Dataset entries
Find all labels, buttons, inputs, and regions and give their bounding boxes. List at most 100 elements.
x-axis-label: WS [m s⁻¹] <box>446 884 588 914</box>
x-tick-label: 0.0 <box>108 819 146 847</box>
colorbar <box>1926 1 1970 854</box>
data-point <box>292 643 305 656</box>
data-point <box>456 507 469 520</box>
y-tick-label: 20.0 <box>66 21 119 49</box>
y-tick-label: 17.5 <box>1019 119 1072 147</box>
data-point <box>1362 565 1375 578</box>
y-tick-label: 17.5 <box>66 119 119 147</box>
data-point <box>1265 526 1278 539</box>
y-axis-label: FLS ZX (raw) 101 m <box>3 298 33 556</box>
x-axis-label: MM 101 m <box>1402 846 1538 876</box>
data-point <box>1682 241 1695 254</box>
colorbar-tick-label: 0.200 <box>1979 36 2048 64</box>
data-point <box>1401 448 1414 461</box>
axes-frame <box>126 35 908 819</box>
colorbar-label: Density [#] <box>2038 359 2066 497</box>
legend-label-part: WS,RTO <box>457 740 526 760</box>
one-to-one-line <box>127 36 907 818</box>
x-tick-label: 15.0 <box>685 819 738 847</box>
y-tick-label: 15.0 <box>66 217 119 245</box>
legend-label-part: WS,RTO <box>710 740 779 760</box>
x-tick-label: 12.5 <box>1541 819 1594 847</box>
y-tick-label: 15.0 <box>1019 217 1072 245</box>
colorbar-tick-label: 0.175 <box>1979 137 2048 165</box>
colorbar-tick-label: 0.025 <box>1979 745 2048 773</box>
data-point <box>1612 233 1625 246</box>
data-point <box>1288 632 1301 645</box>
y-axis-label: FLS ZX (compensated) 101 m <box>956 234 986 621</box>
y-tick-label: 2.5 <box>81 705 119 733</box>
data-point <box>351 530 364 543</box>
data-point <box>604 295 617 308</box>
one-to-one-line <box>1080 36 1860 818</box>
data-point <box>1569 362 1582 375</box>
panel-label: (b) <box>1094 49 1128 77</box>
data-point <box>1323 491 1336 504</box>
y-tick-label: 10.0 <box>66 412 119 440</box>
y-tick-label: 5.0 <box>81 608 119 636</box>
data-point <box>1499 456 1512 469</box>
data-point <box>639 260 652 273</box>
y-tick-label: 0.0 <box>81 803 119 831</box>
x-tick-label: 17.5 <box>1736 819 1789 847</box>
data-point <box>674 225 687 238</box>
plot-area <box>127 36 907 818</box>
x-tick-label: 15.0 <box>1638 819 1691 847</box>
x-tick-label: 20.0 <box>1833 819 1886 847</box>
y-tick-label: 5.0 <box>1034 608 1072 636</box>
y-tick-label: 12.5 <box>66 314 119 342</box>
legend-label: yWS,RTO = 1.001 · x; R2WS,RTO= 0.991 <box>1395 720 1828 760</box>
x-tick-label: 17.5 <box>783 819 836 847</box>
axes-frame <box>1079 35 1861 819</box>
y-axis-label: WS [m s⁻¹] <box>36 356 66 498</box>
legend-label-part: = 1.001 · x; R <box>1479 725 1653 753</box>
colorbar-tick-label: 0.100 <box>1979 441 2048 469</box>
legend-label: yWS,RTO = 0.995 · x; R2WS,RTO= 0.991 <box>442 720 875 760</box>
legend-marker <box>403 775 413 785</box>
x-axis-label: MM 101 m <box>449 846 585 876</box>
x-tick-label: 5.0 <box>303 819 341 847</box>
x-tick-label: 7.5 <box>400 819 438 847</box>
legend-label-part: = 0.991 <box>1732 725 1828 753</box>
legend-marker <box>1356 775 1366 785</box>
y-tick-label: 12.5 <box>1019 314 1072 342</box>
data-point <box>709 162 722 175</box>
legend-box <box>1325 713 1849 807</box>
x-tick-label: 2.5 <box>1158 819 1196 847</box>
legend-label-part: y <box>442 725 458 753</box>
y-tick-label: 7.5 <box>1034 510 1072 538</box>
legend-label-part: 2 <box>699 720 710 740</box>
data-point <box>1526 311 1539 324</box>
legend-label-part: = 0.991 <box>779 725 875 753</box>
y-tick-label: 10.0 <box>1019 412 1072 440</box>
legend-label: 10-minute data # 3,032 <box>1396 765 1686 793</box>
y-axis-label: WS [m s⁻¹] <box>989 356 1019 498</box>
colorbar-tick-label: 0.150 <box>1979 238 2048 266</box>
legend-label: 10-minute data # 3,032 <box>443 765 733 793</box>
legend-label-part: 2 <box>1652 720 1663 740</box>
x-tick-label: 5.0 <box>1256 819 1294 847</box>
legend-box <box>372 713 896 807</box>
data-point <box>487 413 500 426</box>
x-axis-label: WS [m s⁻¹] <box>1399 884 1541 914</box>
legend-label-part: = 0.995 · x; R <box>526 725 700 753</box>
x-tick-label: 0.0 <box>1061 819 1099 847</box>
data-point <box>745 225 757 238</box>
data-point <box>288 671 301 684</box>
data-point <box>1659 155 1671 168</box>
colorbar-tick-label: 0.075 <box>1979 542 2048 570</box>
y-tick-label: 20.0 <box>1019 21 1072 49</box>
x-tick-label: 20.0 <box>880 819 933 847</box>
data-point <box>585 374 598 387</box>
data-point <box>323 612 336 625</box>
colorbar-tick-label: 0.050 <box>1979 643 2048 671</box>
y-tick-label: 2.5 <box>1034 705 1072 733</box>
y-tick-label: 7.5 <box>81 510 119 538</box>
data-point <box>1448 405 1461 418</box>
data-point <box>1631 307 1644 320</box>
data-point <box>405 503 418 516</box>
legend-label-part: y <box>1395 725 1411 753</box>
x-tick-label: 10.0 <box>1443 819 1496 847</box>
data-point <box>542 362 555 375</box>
* * *
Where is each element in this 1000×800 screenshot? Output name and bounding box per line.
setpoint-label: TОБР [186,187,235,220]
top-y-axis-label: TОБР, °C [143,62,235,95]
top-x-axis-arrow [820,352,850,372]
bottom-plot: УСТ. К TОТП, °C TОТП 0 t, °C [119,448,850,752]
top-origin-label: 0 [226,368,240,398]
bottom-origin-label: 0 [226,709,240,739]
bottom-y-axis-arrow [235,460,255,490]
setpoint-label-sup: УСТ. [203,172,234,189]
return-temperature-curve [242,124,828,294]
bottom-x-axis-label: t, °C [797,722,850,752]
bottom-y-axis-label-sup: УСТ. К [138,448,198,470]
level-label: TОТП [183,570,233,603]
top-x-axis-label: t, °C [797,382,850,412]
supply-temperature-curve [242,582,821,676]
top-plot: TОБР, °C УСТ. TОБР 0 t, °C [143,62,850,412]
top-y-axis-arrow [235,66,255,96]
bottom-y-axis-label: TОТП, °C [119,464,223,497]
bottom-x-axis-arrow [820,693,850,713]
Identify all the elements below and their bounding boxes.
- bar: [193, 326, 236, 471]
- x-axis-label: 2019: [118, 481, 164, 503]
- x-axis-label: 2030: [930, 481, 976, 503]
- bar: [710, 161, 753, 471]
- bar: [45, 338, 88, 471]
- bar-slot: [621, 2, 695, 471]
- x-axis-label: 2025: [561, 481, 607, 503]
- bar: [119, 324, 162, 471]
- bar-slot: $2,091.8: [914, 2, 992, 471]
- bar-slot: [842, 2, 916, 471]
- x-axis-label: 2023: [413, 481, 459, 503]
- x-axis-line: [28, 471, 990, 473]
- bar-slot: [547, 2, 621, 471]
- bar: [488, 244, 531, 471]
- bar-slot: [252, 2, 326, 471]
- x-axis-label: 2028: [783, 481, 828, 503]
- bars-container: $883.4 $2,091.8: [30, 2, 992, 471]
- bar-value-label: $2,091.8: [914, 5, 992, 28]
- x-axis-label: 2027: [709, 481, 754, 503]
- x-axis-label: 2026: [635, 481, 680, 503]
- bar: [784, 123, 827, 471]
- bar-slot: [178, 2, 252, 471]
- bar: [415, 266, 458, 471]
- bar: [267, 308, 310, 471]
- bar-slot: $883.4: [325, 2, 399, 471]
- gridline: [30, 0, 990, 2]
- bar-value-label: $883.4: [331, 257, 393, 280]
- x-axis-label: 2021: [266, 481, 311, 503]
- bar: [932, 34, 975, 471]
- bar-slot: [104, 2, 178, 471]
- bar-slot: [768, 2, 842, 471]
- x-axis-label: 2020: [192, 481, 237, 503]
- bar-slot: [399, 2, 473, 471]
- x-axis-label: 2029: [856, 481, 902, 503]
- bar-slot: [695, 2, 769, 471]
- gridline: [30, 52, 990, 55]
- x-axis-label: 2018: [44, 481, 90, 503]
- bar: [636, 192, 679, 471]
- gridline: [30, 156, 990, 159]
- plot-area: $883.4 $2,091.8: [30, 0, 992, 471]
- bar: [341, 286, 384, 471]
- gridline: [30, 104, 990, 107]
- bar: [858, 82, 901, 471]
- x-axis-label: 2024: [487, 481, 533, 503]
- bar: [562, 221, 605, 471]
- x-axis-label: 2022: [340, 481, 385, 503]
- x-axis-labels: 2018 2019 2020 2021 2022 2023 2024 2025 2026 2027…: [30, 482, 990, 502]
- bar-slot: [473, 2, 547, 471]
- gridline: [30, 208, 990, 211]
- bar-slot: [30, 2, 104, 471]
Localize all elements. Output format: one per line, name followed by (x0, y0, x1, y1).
==
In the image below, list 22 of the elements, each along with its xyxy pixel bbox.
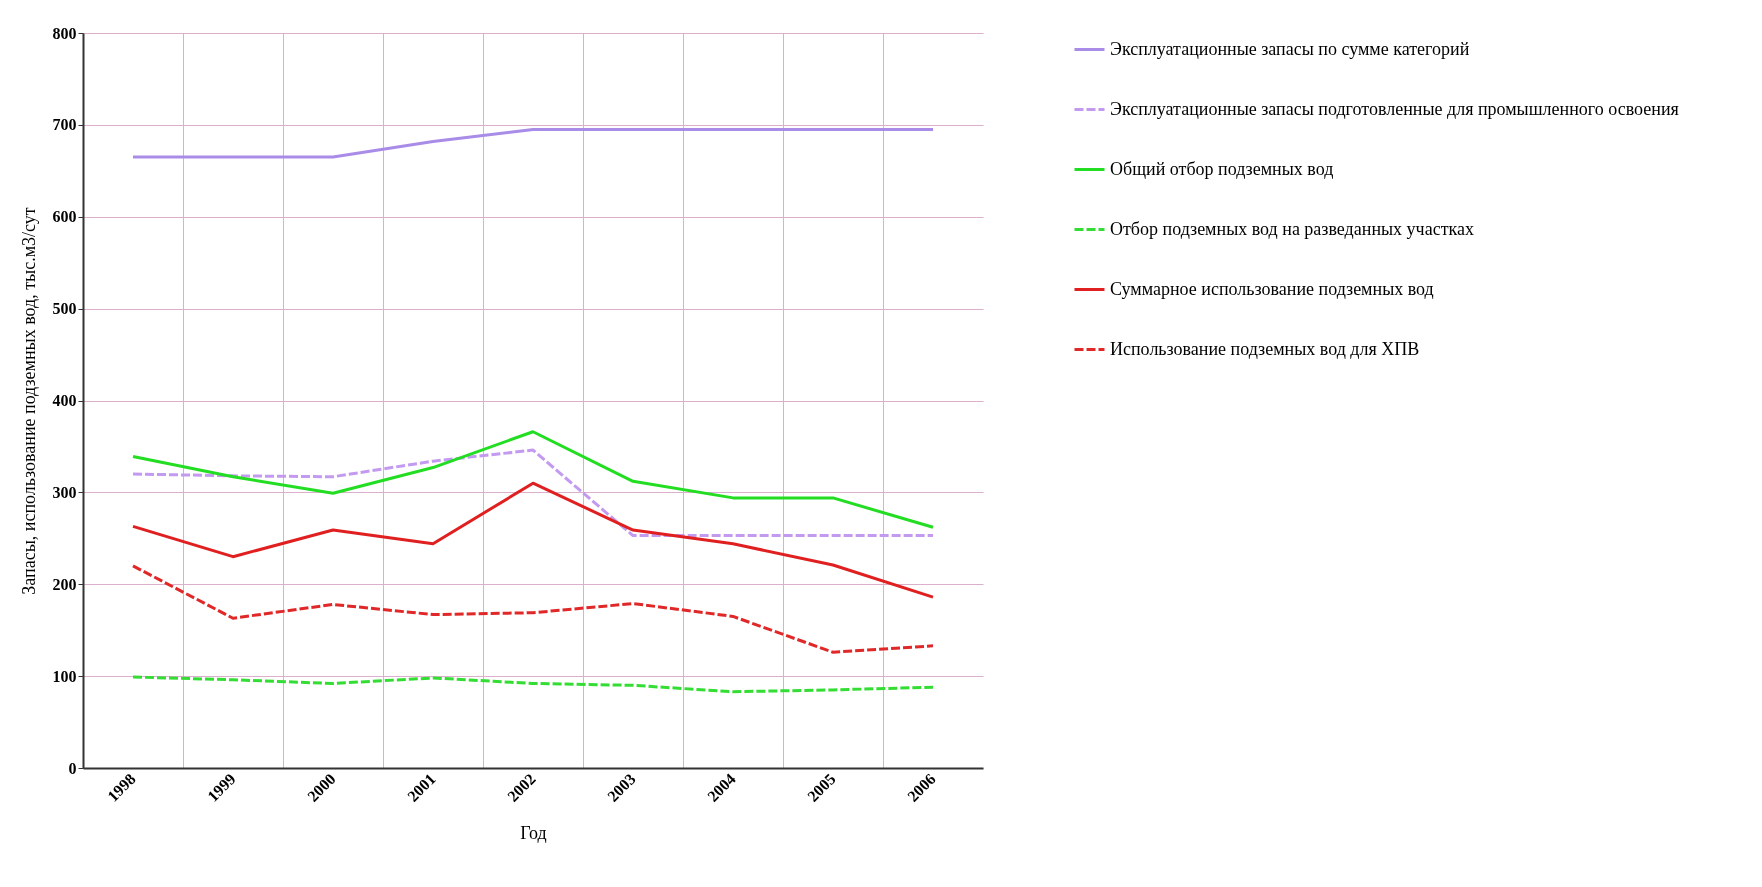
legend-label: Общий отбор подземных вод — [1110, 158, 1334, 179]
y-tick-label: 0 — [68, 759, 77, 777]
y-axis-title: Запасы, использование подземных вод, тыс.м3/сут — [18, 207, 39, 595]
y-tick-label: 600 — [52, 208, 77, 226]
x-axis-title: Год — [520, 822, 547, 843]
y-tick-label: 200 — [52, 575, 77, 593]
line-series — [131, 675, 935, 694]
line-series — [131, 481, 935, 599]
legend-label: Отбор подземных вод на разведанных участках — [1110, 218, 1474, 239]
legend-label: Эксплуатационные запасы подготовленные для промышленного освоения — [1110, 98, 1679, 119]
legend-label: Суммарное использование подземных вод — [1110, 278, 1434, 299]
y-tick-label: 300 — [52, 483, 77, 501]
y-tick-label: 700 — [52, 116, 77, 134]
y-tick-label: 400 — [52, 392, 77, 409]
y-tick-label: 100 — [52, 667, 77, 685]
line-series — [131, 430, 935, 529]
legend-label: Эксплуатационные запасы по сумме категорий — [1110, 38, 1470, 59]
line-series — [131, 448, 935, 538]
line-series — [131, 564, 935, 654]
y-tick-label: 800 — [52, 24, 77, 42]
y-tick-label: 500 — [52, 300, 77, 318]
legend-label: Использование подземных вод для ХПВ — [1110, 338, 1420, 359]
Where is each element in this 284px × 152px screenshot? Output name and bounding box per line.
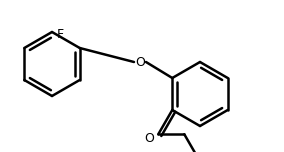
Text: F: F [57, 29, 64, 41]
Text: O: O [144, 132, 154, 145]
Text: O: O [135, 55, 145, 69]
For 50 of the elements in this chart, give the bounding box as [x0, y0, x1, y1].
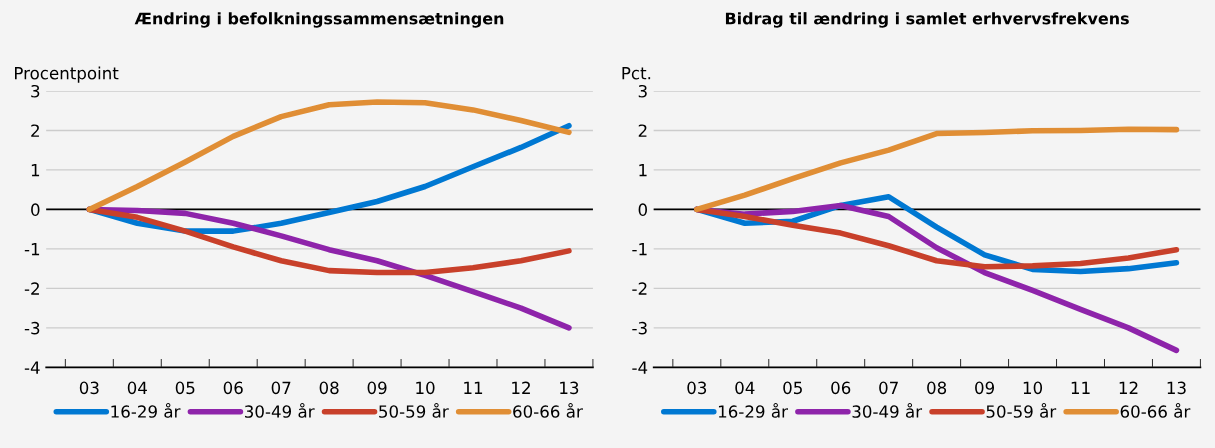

■ REQUEST:
Please count the lines of the records above that contain the string "labels", treating case as significant, and give only the number.

■ EXERCISE SOLUTION:
2